**Provided material**.
┌──

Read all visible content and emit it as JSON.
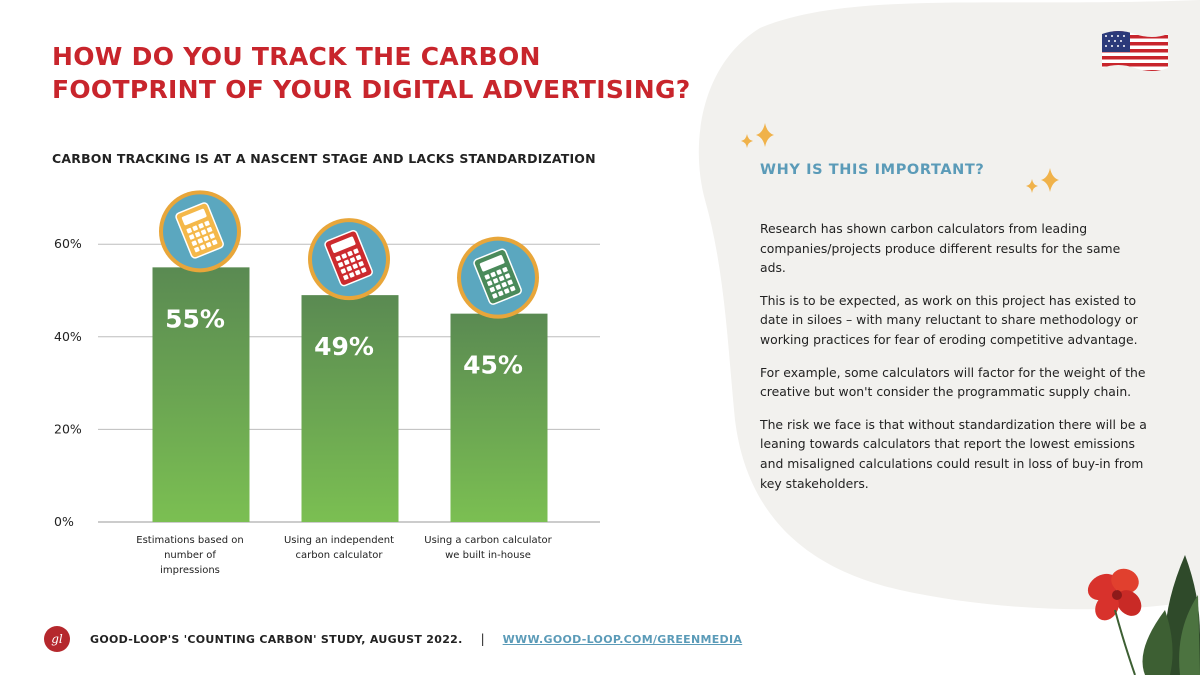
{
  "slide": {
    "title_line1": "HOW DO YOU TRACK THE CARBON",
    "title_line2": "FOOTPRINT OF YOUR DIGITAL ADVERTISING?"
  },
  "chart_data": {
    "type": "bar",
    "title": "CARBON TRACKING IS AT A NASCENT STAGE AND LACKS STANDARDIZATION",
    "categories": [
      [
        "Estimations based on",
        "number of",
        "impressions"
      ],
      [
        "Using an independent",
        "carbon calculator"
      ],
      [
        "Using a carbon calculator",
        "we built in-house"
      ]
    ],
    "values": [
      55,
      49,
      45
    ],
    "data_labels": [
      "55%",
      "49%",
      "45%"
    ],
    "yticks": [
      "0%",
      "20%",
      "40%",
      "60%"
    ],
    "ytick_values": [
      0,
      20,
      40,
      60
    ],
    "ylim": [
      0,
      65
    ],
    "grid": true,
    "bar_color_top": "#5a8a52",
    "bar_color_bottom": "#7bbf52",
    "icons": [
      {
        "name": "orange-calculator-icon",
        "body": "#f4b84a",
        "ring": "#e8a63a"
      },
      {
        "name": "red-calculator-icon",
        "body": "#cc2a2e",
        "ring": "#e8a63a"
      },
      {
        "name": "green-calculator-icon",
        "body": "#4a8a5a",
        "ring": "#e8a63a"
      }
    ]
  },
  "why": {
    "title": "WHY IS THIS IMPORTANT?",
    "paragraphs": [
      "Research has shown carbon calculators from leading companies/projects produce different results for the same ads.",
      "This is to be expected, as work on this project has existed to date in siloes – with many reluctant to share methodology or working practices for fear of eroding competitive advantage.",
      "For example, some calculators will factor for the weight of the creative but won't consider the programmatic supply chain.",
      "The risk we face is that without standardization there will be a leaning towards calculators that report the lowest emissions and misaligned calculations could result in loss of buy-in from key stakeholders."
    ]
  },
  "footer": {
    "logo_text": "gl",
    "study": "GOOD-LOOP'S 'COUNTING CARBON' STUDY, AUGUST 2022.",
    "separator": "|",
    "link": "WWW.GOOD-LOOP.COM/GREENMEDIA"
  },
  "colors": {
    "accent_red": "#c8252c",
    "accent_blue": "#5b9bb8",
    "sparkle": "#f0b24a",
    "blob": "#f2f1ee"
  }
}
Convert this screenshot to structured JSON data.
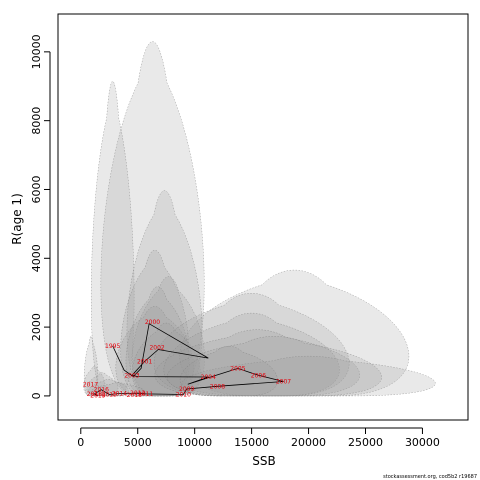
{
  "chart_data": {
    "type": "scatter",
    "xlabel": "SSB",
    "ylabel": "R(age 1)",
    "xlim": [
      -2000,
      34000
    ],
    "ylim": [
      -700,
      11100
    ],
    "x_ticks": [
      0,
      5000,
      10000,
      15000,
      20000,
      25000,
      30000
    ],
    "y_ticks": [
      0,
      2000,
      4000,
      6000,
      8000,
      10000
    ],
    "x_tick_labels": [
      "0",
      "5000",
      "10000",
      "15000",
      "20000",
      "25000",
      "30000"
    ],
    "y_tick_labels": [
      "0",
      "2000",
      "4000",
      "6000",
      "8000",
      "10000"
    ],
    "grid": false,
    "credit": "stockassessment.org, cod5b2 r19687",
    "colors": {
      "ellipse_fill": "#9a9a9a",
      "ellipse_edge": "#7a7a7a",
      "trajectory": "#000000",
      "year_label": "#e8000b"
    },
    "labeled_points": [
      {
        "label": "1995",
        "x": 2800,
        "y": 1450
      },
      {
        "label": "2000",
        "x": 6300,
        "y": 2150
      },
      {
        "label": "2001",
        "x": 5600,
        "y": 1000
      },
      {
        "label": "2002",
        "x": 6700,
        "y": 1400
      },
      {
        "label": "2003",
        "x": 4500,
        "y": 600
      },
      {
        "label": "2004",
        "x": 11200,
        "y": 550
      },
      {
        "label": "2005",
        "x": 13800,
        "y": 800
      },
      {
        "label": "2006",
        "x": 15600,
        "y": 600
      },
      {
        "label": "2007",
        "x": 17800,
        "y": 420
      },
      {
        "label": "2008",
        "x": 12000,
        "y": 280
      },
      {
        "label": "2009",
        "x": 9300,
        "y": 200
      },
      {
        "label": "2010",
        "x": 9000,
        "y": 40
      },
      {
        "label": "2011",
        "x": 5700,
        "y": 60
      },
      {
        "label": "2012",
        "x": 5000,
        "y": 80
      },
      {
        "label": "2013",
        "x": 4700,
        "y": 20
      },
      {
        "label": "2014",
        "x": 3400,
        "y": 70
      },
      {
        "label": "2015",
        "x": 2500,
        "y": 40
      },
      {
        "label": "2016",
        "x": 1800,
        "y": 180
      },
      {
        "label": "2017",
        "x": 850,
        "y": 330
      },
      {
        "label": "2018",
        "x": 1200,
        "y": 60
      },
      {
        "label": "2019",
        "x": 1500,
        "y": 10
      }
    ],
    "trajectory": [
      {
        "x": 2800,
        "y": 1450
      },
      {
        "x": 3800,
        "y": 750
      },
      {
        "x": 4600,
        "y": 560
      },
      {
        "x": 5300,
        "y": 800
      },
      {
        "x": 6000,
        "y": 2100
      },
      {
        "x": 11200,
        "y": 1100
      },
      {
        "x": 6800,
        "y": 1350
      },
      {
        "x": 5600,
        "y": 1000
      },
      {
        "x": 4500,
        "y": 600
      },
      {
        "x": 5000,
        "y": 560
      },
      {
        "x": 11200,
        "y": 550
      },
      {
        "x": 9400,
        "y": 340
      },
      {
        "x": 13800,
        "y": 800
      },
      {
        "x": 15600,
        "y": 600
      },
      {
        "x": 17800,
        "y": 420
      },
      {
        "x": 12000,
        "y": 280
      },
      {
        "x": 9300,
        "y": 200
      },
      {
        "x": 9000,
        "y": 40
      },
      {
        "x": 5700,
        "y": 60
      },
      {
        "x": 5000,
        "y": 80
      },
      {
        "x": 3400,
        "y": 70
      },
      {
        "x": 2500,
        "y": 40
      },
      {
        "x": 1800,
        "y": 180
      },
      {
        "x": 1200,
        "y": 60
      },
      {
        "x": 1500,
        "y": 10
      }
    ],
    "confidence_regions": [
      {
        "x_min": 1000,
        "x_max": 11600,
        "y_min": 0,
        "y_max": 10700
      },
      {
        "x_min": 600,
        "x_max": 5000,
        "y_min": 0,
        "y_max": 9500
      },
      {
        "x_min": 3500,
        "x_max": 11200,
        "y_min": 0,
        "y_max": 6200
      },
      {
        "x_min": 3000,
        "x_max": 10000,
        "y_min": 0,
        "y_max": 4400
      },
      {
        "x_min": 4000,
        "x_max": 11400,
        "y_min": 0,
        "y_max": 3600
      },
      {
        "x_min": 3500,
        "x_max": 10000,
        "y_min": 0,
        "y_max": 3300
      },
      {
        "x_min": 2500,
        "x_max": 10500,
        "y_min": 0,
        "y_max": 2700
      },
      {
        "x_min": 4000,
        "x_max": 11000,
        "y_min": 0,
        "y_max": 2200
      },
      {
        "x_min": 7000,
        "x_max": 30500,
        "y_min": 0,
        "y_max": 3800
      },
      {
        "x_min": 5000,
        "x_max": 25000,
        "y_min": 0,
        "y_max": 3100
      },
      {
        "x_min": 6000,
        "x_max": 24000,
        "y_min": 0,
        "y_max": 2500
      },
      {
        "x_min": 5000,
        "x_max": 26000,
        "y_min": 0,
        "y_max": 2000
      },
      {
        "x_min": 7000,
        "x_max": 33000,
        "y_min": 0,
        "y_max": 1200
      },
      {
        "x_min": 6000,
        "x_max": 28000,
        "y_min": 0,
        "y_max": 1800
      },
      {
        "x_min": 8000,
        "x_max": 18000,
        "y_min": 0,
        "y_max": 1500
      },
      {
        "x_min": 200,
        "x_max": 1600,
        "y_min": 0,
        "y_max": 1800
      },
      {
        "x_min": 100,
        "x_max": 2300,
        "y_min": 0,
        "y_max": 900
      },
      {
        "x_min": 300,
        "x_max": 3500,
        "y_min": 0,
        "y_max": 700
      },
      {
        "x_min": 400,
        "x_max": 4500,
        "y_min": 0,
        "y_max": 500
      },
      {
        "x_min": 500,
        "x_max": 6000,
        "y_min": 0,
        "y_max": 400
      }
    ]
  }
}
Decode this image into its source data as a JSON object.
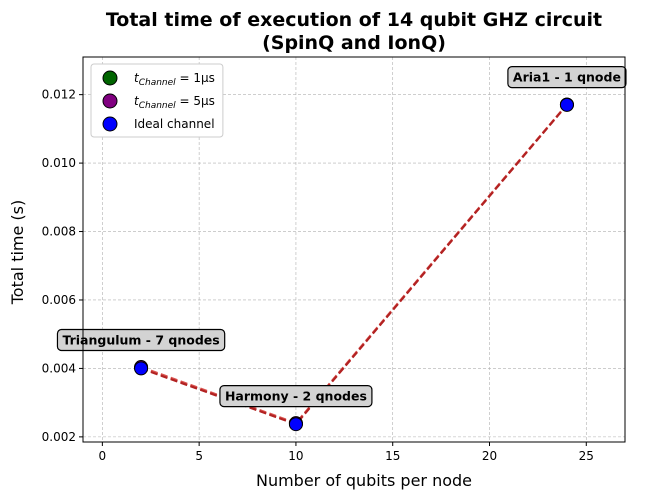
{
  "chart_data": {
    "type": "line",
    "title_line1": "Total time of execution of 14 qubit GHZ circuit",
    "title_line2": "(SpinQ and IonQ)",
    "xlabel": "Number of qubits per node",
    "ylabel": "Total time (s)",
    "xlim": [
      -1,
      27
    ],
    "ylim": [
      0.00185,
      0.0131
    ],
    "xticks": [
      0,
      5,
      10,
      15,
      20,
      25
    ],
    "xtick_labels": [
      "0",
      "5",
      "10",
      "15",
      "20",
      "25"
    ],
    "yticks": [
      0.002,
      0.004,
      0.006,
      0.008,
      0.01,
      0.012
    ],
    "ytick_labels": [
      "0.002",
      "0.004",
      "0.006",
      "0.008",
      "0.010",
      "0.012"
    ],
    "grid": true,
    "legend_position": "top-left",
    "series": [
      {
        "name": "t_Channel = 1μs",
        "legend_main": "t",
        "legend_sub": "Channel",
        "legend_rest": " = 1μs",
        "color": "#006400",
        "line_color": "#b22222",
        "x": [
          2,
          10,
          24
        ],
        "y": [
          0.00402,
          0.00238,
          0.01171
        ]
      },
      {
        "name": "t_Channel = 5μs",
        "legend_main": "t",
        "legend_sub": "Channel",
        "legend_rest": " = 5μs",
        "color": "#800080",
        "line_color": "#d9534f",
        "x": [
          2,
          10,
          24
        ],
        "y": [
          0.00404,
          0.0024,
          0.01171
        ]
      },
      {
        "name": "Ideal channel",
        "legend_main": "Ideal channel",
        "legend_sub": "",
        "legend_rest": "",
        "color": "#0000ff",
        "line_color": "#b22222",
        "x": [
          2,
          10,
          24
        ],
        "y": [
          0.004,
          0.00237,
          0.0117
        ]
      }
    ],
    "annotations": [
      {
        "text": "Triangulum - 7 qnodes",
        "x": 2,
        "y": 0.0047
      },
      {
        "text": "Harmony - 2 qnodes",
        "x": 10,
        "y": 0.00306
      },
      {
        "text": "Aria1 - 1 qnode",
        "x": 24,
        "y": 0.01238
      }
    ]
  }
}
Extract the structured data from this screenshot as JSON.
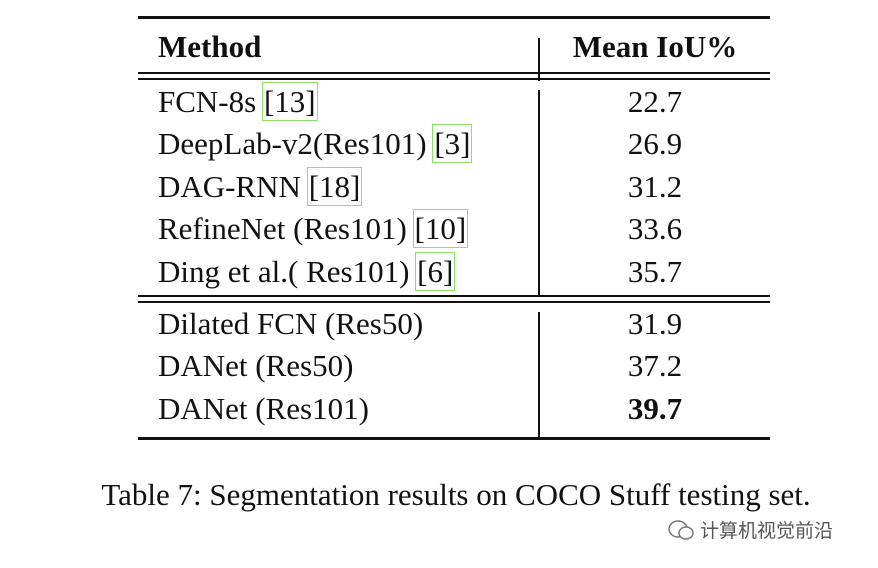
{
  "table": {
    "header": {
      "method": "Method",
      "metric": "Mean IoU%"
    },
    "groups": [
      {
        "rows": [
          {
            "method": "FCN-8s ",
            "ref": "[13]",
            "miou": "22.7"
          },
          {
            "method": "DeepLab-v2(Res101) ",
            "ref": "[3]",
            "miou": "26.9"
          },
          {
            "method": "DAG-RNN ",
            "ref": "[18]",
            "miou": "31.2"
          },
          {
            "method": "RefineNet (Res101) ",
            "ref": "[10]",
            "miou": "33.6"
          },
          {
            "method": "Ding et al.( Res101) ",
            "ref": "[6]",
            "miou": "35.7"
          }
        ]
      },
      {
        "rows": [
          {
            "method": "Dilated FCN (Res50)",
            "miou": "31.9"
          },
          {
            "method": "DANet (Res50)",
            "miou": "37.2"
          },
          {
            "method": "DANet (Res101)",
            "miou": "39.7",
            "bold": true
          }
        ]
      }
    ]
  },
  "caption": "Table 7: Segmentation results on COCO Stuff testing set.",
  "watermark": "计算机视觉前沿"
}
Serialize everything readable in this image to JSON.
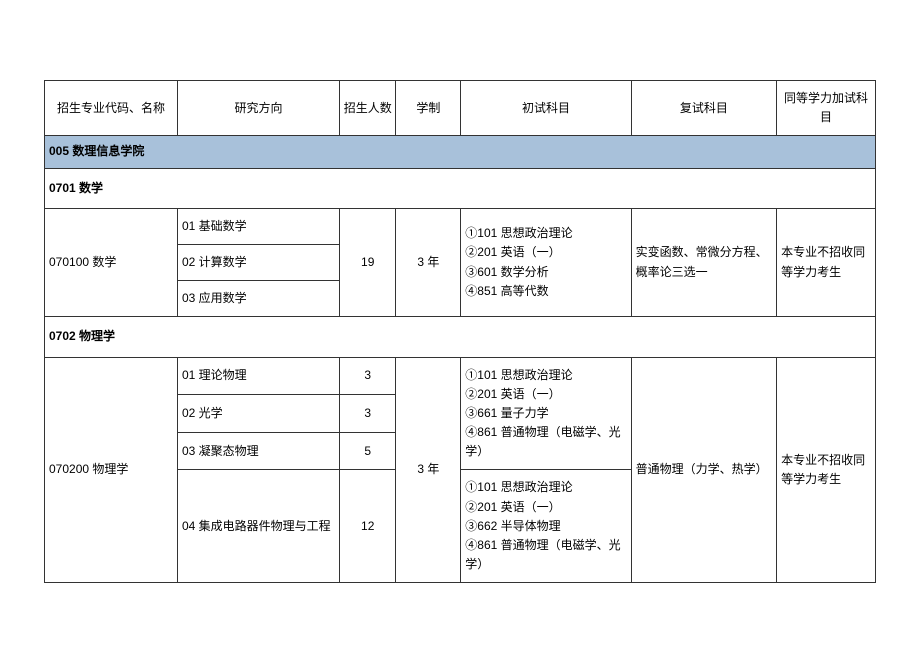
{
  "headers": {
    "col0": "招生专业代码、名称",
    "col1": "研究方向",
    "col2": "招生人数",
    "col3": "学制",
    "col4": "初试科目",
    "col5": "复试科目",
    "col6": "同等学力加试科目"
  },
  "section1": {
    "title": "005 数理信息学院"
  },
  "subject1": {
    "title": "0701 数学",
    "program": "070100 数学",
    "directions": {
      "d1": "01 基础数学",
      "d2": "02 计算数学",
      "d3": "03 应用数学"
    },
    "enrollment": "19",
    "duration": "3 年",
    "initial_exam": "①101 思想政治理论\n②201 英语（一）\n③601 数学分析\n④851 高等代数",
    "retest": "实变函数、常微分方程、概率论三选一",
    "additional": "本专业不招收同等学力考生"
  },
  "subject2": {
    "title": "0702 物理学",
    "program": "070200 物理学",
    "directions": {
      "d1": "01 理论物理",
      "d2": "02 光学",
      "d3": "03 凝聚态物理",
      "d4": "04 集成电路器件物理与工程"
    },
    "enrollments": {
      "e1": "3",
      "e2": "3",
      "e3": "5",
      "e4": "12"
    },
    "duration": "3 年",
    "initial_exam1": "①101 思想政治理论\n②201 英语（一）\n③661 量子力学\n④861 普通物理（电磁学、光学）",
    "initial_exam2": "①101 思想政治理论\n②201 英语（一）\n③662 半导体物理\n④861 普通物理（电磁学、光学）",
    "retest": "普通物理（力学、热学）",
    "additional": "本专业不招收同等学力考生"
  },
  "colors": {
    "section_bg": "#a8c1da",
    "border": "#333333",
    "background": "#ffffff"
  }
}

└──

**Exercise aim**.
Make an exact copy of the lines of the records from the line containing "Serialize everything readable" through the final line, both ends included, but not of the pictures.

**Right answer**.
Serialize everything readable in this image to JSON.
{
  "headers": {
    "col0": "招生专业代码、名称",
    "col1": "研究方向",
    "col2": "招生人数",
    "col3": "学制",
    "col4": "初试科目",
    "col5": "复试科目",
    "col6": "同等学力加试科目"
  },
  "section1": {
    "title": "005 数理信息学院"
  },
  "subject1": {
    "title": "0701 数学",
    "program": "070100 数学",
    "directions": {
      "d1": "01 基础数学",
      "d2": "02 计算数学",
      "d3": "03 应用数学"
    },
    "enrollment": "19",
    "duration": "3 年",
    "initial_exam": "①101 思想政治理论\n②201 英语（一）\n③601 数学分析\n④851 高等代数",
    "retest": "实变函数、常微分方程、概率论三选一",
    "additional": "本专业不招收同等学力考生"
  },
  "subject2": {
    "title": "0702 物理学",
    "program": "070200 物理学",
    "directions": {
      "d1": "01 理论物理",
      "d2": "02 光学",
      "d3": "03 凝聚态物理",
      "d4": "04 集成电路器件物理与工程"
    },
    "enrollments": {
      "e1": "3",
      "e2": "3",
      "e3": "5",
      "e4": "12"
    },
    "duration": "3 年",
    "initial_exam1": "①101 思想政治理论\n②201 英语（一）\n③661 量子力学\n④861 普通物理（电磁学、光学）",
    "initial_exam2": "①101 思想政治理论\n②201 英语（一）\n③662 半导体物理\n④861 普通物理（电磁学、光学）",
    "retest": "普通物理（力学、热学）",
    "additional": "本专业不招收同等学力考生"
  },
  "colors": {
    "section_bg": "#a8c1da",
    "border": "#333333",
    "background": "#ffffff"
  }
}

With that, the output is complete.